WHAT IS ASKED ▸ Locate each line in the records containing "Demo". Copy it.

— begin DATA TO USE —

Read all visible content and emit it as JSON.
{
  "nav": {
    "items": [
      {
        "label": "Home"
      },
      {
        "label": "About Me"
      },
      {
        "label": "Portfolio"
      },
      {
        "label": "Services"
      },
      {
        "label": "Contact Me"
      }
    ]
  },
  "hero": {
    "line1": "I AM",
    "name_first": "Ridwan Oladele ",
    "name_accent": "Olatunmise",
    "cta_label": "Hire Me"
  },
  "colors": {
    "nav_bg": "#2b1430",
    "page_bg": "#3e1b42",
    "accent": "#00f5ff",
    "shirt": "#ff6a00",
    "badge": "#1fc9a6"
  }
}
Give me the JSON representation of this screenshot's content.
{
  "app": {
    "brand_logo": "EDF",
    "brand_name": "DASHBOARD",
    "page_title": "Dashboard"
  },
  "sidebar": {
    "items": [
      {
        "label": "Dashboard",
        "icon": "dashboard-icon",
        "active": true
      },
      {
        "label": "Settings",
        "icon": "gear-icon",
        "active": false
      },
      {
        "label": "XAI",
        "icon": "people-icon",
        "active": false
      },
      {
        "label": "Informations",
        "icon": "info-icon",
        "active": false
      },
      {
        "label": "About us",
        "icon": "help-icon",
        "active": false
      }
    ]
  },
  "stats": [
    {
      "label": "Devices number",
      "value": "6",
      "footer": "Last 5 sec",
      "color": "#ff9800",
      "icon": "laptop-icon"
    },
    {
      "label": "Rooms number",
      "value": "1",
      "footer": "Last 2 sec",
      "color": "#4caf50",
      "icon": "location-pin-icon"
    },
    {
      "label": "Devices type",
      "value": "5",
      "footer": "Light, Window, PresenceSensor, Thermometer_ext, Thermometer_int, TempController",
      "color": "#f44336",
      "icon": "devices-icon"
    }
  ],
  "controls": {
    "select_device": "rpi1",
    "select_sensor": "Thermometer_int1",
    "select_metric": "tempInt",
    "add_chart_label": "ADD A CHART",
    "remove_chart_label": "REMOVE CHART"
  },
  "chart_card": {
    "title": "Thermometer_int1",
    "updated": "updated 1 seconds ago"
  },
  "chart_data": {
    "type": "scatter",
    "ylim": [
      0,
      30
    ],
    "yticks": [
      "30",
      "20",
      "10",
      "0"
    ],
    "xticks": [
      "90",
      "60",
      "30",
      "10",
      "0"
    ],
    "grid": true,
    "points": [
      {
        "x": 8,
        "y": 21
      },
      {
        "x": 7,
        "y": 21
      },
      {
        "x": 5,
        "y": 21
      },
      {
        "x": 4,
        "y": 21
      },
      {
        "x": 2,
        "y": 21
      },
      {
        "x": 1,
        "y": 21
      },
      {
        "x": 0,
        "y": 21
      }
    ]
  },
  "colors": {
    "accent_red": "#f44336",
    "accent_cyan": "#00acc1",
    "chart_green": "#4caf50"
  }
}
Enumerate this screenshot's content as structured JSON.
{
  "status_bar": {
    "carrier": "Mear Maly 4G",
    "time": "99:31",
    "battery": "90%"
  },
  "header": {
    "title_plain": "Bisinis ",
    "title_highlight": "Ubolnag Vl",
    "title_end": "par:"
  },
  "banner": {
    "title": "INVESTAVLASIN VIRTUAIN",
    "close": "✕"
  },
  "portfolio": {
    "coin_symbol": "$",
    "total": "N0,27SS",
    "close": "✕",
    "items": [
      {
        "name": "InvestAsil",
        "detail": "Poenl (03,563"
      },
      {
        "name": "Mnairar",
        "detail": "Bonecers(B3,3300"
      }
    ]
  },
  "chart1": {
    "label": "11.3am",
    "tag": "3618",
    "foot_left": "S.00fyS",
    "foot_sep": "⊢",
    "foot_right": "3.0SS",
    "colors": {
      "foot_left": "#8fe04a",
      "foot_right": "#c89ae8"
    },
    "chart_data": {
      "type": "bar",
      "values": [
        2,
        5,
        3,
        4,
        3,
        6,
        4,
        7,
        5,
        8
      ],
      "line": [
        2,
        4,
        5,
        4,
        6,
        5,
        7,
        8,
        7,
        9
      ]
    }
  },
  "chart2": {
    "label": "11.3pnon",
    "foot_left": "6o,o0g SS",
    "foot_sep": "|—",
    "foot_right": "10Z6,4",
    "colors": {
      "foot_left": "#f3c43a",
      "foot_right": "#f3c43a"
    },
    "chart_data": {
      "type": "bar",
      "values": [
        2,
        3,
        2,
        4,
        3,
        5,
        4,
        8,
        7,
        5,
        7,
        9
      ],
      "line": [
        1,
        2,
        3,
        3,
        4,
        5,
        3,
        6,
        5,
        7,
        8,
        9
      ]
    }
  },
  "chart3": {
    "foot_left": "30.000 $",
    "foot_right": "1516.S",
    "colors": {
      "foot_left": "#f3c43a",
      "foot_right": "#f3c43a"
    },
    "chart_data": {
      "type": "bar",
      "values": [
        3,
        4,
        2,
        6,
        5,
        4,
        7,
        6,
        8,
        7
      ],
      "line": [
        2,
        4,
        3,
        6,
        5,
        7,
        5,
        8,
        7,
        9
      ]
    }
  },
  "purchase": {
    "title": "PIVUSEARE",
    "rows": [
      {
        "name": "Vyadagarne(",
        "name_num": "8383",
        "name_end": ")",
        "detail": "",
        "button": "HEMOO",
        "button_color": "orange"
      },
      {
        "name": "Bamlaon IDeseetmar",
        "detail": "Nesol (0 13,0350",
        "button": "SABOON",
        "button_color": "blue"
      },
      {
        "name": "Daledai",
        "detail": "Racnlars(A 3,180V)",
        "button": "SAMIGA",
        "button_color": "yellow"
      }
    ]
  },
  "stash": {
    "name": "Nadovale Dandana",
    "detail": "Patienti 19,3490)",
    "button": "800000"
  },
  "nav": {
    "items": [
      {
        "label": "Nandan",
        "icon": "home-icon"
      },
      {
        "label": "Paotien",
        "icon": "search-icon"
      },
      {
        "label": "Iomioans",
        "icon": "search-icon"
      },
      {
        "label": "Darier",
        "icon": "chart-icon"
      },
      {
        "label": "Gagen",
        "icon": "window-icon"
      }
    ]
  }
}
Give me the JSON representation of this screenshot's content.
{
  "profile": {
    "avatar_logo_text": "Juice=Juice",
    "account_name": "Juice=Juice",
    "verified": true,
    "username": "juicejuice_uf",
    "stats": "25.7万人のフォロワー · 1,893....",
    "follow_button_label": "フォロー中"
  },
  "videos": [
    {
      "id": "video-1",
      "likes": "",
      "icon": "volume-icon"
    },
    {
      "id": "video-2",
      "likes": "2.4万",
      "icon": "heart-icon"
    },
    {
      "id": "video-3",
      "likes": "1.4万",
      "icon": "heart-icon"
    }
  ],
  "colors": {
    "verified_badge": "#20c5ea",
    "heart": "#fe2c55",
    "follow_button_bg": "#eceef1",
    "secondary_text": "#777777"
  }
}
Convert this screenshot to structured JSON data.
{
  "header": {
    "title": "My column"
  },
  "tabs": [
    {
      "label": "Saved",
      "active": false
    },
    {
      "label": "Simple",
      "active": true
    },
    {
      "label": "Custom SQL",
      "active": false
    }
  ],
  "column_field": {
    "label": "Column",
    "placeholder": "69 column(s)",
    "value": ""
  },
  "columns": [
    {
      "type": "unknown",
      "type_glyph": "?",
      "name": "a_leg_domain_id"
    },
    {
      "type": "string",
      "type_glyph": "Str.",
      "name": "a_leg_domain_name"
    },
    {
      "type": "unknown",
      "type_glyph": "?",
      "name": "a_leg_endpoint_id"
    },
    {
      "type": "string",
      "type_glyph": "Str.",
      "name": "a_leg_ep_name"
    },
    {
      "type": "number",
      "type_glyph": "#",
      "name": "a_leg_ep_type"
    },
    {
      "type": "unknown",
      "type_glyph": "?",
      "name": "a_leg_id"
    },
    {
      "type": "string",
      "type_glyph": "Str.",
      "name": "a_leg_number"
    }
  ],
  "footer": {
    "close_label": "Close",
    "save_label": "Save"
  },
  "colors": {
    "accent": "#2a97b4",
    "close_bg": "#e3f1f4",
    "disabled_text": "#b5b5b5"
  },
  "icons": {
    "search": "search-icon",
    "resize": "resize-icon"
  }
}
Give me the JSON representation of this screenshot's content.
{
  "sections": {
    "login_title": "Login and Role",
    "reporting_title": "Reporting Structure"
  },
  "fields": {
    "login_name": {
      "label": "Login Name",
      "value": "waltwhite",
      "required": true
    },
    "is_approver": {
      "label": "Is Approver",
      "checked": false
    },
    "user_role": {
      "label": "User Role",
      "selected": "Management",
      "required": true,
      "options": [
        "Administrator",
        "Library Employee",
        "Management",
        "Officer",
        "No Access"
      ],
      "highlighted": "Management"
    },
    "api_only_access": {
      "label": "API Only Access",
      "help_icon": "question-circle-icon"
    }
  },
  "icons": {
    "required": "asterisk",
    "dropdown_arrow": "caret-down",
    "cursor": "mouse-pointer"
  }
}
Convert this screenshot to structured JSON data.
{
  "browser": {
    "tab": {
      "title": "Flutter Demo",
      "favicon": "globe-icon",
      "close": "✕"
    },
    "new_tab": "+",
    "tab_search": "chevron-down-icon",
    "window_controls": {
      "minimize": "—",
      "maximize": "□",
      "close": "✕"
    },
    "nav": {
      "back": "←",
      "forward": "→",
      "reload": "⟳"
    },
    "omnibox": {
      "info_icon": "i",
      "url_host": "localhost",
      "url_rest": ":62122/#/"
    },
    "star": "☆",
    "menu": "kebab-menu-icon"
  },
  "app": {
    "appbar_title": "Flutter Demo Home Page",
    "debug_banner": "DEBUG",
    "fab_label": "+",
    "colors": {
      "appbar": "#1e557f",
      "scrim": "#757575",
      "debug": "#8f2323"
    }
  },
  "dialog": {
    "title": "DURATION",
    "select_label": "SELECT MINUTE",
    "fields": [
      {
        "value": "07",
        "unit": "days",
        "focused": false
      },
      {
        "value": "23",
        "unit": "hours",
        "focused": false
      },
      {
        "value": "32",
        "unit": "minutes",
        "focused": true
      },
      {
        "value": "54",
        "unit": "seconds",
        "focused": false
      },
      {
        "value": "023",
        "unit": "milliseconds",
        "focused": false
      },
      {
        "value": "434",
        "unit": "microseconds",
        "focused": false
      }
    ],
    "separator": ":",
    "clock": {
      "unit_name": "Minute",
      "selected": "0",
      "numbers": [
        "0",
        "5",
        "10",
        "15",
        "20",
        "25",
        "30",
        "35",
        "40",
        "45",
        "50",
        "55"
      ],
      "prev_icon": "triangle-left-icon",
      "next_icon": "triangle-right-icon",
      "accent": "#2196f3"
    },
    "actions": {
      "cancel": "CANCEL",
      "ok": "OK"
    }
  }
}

— end DATA TO USE —

SOLVED PROBLEM ▸
      "title": "Flutter Demo",
    "appbar_title": "Flutter Demo Home Page",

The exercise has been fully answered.